— Begin —

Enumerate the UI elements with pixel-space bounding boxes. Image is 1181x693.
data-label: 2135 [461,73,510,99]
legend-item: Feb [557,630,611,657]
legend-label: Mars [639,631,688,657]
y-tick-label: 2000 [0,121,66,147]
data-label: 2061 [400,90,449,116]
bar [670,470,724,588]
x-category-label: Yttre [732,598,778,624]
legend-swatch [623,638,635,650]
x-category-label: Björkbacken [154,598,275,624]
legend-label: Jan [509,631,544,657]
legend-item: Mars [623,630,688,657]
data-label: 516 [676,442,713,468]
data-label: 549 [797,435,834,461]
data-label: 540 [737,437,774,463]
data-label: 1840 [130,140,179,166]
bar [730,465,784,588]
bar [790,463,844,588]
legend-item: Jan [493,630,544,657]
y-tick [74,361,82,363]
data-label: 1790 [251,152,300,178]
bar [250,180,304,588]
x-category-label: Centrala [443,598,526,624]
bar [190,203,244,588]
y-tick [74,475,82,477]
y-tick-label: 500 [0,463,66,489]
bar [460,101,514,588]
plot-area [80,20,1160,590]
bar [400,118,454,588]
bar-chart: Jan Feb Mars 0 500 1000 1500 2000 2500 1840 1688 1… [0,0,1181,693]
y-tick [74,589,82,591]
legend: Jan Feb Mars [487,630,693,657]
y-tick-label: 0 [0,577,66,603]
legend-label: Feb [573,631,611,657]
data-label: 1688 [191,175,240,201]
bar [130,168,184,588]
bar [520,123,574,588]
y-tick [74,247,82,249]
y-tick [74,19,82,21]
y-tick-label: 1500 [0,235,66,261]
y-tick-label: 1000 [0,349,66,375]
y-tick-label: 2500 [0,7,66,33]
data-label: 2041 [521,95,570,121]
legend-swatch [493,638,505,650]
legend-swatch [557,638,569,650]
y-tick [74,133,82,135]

— End —

**Aim:**
Return every line of the items above verbatim, with no changes.

**Task output:**
Enumerate the UI elements with pixel-space bounding boxes. Image is 1181x693.
data-label: 2135 [461,73,510,99]
legend-item: Feb [557,630,611,657]
legend-label: Mars [639,631,688,657]
y-tick-label: 2000 [0,121,66,147]
data-label: 2061 [400,90,449,116]
bar [670,470,724,588]
x-category-label: Yttre [732,598,778,624]
legend-swatch [623,638,635,650]
x-category-label: Björkbacken [154,598,275,624]
legend-label: Jan [509,631,544,657]
legend-item: Mars [623,630,688,657]
data-label: 516 [676,442,713,468]
data-label: 549 [797,435,834,461]
data-label: 540 [737,437,774,463]
data-label: 1840 [130,140,179,166]
bar [730,465,784,588]
bar [790,463,844,588]
legend-item: Jan [493,630,544,657]
y-tick [74,361,82,363]
data-label: 1790 [251,152,300,178]
bar [250,180,304,588]
x-category-label: Centrala [443,598,526,624]
bar [190,203,244,588]
y-tick [74,475,82,477]
y-tick-label: 500 [0,463,66,489]
bar [460,101,514,588]
plot-area [80,20,1160,590]
bar [400,118,454,588]
bar-chart: Jan Feb Mars 0 500 1000 1500 2000 2500 1840 1688 1… [0,0,1181,693]
y-tick [74,589,82,591]
legend: Jan Feb Mars [487,630,693,657]
y-tick-label: 0 [0,577,66,603]
legend-label: Feb [573,631,611,657]
data-label: 1688 [191,175,240,201]
bar [130,168,184,588]
bar [520,123,574,588]
y-tick [74,247,82,249]
y-tick [74,19,82,21]
y-tick-label: 1500 [0,235,66,261]
y-tick-label: 1000 [0,349,66,375]
y-tick-label: 2500 [0,7,66,33]
data-label: 2041 [521,95,570,121]
legend-swatch [493,638,505,650]
legend-swatch [557,638,569,650]
y-tick [74,133,82,135]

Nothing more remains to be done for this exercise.